--- START OF Extracted data ---
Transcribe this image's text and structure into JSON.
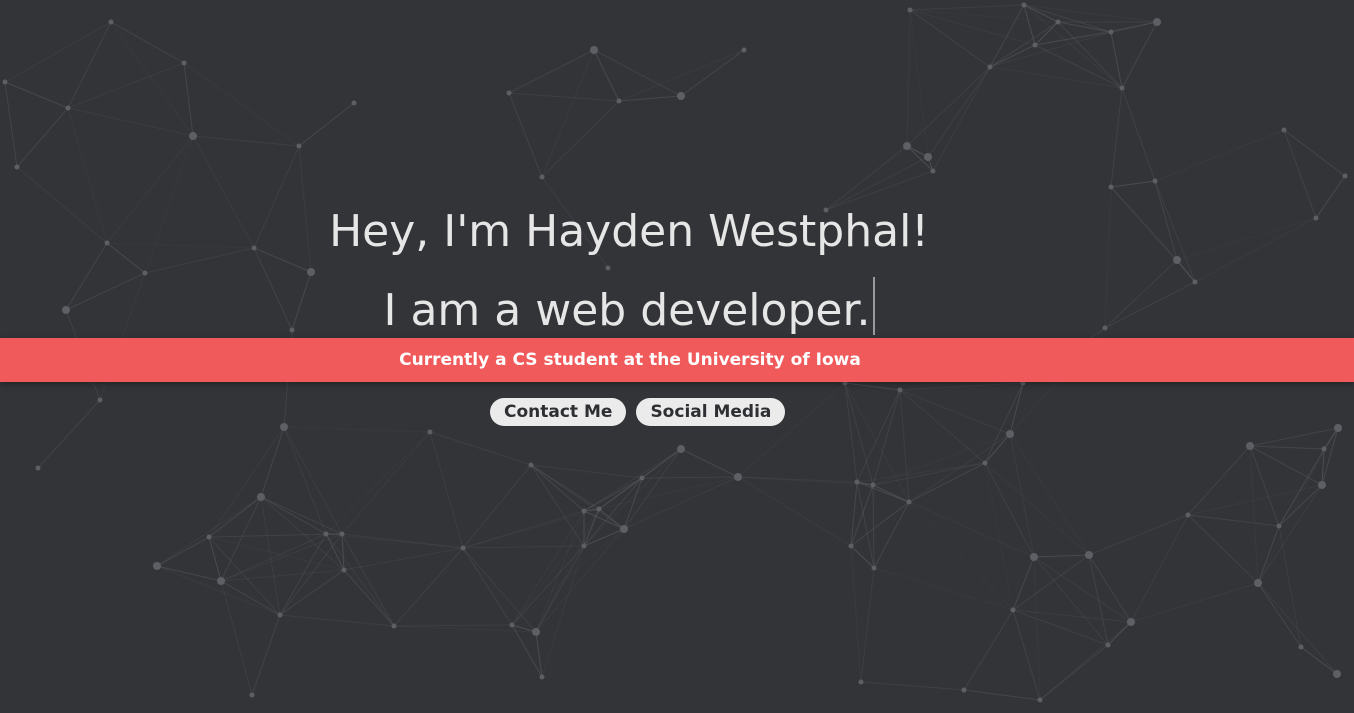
{
  "hero": {
    "greeting": "Hey, I'm Hayden Westphal!",
    "tagline": "I am a web developer."
  },
  "banner": {
    "text": "Currently a CS student at the University of Iowa",
    "color": "#f05a5b"
  },
  "buttons": {
    "contact_label": "Contact Me",
    "social_label": "Social Media"
  },
  "theme": {
    "background": "#333438",
    "text": "#e6e6e6",
    "button_bg": "#ebebeb"
  }
}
--- END OF Extracted data ---
* [Stated goal]: The entries above should be reproduced exactly, without their pictures.

* [Exercise output]:
Transcribe this image's text and structure into JSON.
{
  "hero": {
    "greeting": "Hey, I'm Hayden Westphal!",
    "tagline": "I am a web developer."
  },
  "banner": {
    "text": "Currently a CS student at the University of Iowa",
    "color": "#f05a5b"
  },
  "buttons": {
    "contact_label": "Contact Me",
    "social_label": "Social Media"
  },
  "theme": {
    "background": "#333438",
    "text": "#e6e6e6",
    "button_bg": "#ebebeb"
  }
}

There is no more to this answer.